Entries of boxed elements
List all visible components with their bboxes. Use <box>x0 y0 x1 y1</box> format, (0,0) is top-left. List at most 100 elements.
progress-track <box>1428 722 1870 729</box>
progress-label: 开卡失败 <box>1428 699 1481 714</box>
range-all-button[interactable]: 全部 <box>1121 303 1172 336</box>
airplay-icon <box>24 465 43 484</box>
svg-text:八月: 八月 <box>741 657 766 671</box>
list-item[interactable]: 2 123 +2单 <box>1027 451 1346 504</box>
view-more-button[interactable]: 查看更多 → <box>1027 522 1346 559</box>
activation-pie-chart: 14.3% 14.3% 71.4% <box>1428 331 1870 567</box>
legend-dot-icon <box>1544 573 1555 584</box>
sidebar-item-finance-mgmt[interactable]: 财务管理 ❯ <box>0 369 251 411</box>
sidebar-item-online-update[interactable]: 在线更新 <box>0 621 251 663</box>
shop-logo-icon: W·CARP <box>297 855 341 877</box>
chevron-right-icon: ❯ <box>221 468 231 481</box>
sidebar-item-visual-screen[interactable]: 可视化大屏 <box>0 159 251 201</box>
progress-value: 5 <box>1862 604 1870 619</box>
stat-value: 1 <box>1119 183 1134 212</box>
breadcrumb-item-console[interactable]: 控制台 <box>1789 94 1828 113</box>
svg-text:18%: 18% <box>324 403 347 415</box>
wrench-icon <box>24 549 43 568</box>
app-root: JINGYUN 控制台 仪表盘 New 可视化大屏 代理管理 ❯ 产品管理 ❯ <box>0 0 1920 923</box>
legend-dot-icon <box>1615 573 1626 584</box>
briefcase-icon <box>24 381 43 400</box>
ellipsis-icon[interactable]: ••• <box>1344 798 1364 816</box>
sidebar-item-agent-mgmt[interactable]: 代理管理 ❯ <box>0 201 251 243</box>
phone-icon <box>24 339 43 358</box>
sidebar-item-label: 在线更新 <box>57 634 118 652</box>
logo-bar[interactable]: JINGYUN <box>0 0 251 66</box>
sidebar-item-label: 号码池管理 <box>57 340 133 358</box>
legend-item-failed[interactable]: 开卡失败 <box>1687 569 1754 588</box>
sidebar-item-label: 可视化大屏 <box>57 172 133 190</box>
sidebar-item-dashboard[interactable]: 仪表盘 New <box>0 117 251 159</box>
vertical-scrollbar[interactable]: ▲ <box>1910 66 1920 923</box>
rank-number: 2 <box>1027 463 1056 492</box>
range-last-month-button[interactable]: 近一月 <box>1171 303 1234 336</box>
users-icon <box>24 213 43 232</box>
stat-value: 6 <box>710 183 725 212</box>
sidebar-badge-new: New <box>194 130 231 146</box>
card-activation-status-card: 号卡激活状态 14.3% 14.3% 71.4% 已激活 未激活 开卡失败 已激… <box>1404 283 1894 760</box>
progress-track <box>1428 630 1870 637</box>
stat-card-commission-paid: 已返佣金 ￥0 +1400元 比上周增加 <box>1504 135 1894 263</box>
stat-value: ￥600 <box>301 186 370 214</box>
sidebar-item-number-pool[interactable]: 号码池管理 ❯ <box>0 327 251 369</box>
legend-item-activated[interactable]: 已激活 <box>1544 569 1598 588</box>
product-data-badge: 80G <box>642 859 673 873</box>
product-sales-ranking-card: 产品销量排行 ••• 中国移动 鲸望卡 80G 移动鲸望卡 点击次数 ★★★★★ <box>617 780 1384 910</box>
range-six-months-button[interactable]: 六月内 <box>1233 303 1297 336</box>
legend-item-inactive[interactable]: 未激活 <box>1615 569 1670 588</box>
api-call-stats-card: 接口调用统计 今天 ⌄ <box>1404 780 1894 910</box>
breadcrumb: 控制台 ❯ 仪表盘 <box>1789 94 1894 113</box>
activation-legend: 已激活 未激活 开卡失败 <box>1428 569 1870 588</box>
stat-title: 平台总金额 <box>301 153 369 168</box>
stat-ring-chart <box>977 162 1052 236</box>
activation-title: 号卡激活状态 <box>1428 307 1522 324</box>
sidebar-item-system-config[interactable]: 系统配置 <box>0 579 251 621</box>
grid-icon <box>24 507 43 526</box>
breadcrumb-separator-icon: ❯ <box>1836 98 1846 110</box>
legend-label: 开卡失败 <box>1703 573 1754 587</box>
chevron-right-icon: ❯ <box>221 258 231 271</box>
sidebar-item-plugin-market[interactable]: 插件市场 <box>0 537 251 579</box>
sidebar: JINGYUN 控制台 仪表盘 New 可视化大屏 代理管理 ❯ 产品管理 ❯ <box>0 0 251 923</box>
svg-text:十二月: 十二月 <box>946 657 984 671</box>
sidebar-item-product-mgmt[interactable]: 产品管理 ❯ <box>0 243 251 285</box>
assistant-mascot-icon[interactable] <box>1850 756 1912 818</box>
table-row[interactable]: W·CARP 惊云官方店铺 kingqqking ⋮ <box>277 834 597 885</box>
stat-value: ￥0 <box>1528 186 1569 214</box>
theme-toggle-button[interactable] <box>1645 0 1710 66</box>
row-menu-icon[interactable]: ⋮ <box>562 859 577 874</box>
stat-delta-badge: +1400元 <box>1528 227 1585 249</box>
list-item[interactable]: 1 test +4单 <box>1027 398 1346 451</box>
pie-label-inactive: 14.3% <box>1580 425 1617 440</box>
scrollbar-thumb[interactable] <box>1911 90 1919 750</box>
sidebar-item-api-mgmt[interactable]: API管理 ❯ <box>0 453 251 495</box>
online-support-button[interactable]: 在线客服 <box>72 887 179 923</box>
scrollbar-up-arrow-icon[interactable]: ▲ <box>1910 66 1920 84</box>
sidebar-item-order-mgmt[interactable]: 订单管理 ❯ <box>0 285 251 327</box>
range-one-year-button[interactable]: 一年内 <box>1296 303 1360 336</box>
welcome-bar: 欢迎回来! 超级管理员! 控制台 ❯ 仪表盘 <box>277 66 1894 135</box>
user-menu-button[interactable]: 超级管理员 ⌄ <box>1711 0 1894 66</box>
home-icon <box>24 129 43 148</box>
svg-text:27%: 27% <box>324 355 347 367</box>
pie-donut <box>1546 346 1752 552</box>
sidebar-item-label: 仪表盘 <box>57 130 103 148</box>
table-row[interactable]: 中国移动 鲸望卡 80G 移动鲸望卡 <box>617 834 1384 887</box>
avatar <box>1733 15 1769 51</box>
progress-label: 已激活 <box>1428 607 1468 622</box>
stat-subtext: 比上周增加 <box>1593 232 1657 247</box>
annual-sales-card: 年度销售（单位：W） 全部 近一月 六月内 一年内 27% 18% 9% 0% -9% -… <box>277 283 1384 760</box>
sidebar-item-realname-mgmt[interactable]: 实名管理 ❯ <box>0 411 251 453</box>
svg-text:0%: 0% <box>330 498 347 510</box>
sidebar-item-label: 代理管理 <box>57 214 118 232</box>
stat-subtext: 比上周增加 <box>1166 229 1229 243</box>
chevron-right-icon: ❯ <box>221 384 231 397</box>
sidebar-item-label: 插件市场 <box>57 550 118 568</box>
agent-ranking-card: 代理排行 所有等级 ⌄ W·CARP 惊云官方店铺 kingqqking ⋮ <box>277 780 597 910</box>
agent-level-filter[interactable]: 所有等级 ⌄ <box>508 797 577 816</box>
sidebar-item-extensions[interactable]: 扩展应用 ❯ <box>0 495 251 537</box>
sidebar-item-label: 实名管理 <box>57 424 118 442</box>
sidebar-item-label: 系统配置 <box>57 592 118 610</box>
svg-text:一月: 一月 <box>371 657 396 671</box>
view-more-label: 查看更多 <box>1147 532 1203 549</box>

# What to do:
Reproduce every line of the data above word for word, in the same order, changing nothing.

# The completed task:
List all visible components with their bboxes. Use <box>x0 y0 x1 y1</box> format, (0,0) is top-left. List at most 100 elements.
progress-track <box>1428 722 1870 729</box>
progress-label: 开卡失败 <box>1428 699 1481 714</box>
range-all-button[interactable]: 全部 <box>1121 303 1172 336</box>
airplay-icon <box>24 465 43 484</box>
svg-text:八月: 八月 <box>741 657 766 671</box>
list-item[interactable]: 2 123 +2单 <box>1027 451 1346 504</box>
view-more-button[interactable]: 查看更多 → <box>1027 522 1346 559</box>
activation-pie-chart: 14.3% 14.3% 71.4% <box>1428 331 1870 567</box>
legend-dot-icon <box>1544 573 1555 584</box>
sidebar-item-finance-mgmt[interactable]: 财务管理 ❯ <box>0 369 251 411</box>
sidebar-item-online-update[interactable]: 在线更新 <box>0 621 251 663</box>
shop-logo-icon: W·CARP <box>297 855 341 877</box>
chevron-right-icon: ❯ <box>221 468 231 481</box>
sidebar-item-visual-screen[interactable]: 可视化大屏 <box>0 159 251 201</box>
progress-value: 5 <box>1862 604 1870 619</box>
stat-value: 1 <box>1119 183 1134 212</box>
breadcrumb-item-console[interactable]: 控制台 <box>1789 94 1828 113</box>
svg-text:18%: 18% <box>324 403 347 415</box>
wrench-icon <box>24 549 43 568</box>
app-root: JINGYUN 控制台 仪表盘 New 可视化大屏 代理管理 ❯ 产品管理 ❯ <box>0 0 1920 923</box>
legend-dot-icon <box>1615 573 1626 584</box>
briefcase-icon <box>24 381 43 400</box>
ellipsis-icon[interactable]: ••• <box>1344 798 1364 816</box>
sidebar-item-agent-mgmt[interactable]: 代理管理 ❯ <box>0 201 251 243</box>
phone-icon <box>24 339 43 358</box>
sidebar-item-label: 在线更新 <box>57 634 118 652</box>
logo-bar[interactable]: JINGYUN <box>0 0 251 66</box>
sidebar-item-label: 号码池管理 <box>57 340 133 358</box>
legend-item-failed[interactable]: 开卡失败 <box>1687 569 1754 588</box>
sidebar-item-label: 可视化大屏 <box>57 172 133 190</box>
sidebar-item-dashboard[interactable]: 仪表盘 New <box>0 117 251 159</box>
vertical-scrollbar[interactable]: ▲ <box>1910 66 1920 923</box>
rank-number: 2 <box>1027 463 1056 492</box>
range-last-month-button[interactable]: 近一月 <box>1171 303 1234 336</box>
users-icon <box>24 213 43 232</box>
stat-value: 6 <box>710 183 725 212</box>
sidebar-badge-new: New <box>194 130 231 146</box>
card-activation-status-card: 号卡激活状态 14.3% 14.3% 71.4% 已激活 未激活 开卡失败 已激… <box>1404 283 1894 760</box>
progress-track <box>1428 630 1870 637</box>
stat-card-commission-paid: 已返佣金 ￥0 +1400元 比上周增加 <box>1504 135 1894 263</box>
stat-value: ￥600 <box>301 186 370 214</box>
sidebar-item-number-pool[interactable]: 号码池管理 ❯ <box>0 327 251 369</box>
legend-item-activated[interactable]: 已激活 <box>1544 569 1598 588</box>
product-data-badge: 80G <box>642 859 673 873</box>
product-sales-ranking-card: 产品销量排行 ••• 中国移动 鲸望卡 80G 移动鲸望卡 点击次数 ★★★★★ <box>617 780 1384 910</box>
range-six-months-button[interactable]: 六月内 <box>1233 303 1297 336</box>
legend-item-inactive[interactable]: 未激活 <box>1615 569 1670 588</box>
api-call-stats-card: 接口调用统计 今天 ⌄ <box>1404 780 1894 910</box>
breadcrumb: 控制台 ❯ 仪表盘 <box>1789 94 1894 113</box>
activation-legend: 已激活 未激活 开卡失败 <box>1428 569 1870 588</box>
stat-title: 平台总金额 <box>301 153 369 168</box>
stat-ring-chart <box>977 162 1052 236</box>
activation-title: 号卡激活状态 <box>1428 307 1522 324</box>
sidebar-item-system-config[interactable]: 系统配置 <box>0 579 251 621</box>
grid-icon <box>24 507 43 526</box>
breadcrumb-separator-icon: ❯ <box>1836 98 1846 110</box>
legend-label: 开卡失败 <box>1703 573 1754 587</box>
chevron-right-icon: ❯ <box>221 258 231 271</box>
sidebar-item-plugin-market[interactable]: 插件市场 <box>0 537 251 579</box>
sidebar: JINGYUN 控制台 仪表盘 New 可视化大屏 代理管理 ❯ 产品管理 ❯ <box>0 0 251 923</box>
svg-text:十二月: 十二月 <box>946 657 984 671</box>
sidebar-item-product-mgmt[interactable]: 产品管理 ❯ <box>0 243 251 285</box>
assistant-mascot-icon[interactable] <box>1850 756 1912 818</box>
table-row[interactable]: W·CARP 惊云官方店铺 kingqqking ⋮ <box>277 834 597 885</box>
stat-value: ￥0 <box>1528 186 1569 214</box>
theme-toggle-button[interactable] <box>1645 0 1710 66</box>
row-menu-icon[interactable]: ⋮ <box>562 859 577 874</box>
stat-delta-badge: +1400元 <box>1528 227 1585 249</box>
list-item[interactable]: 1 test +4单 <box>1027 398 1346 451</box>
pie-label-inactive: 14.3% <box>1580 425 1617 440</box>
scrollbar-thumb[interactable] <box>1911 90 1919 750</box>
sidebar-item-api-mgmt[interactable]: API管理 ❯ <box>0 453 251 495</box>
online-support-button[interactable]: 在线客服 <box>72 887 179 923</box>
scrollbar-up-arrow-icon[interactable]: ▲ <box>1910 66 1920 84</box>
sidebar-item-order-mgmt[interactable]: 订单管理 ❯ <box>0 285 251 327</box>
range-one-year-button[interactable]: 一年内 <box>1296 303 1360 336</box>
welcome-bar: 欢迎回来! 超级管理员! 控制台 ❯ 仪表盘 <box>277 66 1894 135</box>
user-menu-button[interactable]: 超级管理员 ⌄ <box>1711 0 1894 66</box>
home-icon <box>24 129 43 148</box>
svg-text:27%: 27% <box>324 355 347 367</box>
pie-donut <box>1546 346 1752 552</box>
sidebar-item-label: 仪表盘 <box>57 130 103 148</box>
table-row[interactable]: 中国移动 鲸望卡 80G 移动鲸望卡 <box>617 834 1384 887</box>
avatar <box>1733 15 1769 51</box>
progress-label: 已激活 <box>1428 607 1468 622</box>
stat-subtext: 比上周增加 <box>1593 232 1657 247</box>
annual-sales-card: 年度销售（单位：W） 全部 近一月 六月内 一年内 27% 18% 9% 0% -9% -… <box>277 283 1384 760</box>
sidebar-item-realname-mgmt[interactable]: 实名管理 ❯ <box>0 411 251 453</box>
svg-text:0%: 0% <box>330 498 347 510</box>
sidebar-item-label: 代理管理 <box>57 214 118 232</box>
stat-subtext: 比上周增加 <box>1166 229 1229 243</box>
chevron-right-icon: ❯ <box>221 384 231 397</box>
sidebar-item-label: 插件市场 <box>57 550 118 568</box>
agent-ranking-card: 代理排行 所有等级 ⌄ W·CARP 惊云官方店铺 kingqqking ⋮ <box>277 780 597 910</box>
agent-level-filter[interactable]: 所有等级 ⌄ <box>508 797 577 816</box>
sidebar-item-extensions[interactable]: 扩展应用 ❯ <box>0 495 251 537</box>
sidebar-item-label: 实名管理 <box>57 424 118 442</box>
sidebar-item-label: 系统配置 <box>57 592 118 610</box>
svg-text:一月: 一月 <box>371 657 396 671</box>
view-more-label: 查看更多 <box>1147 532 1203 549</box>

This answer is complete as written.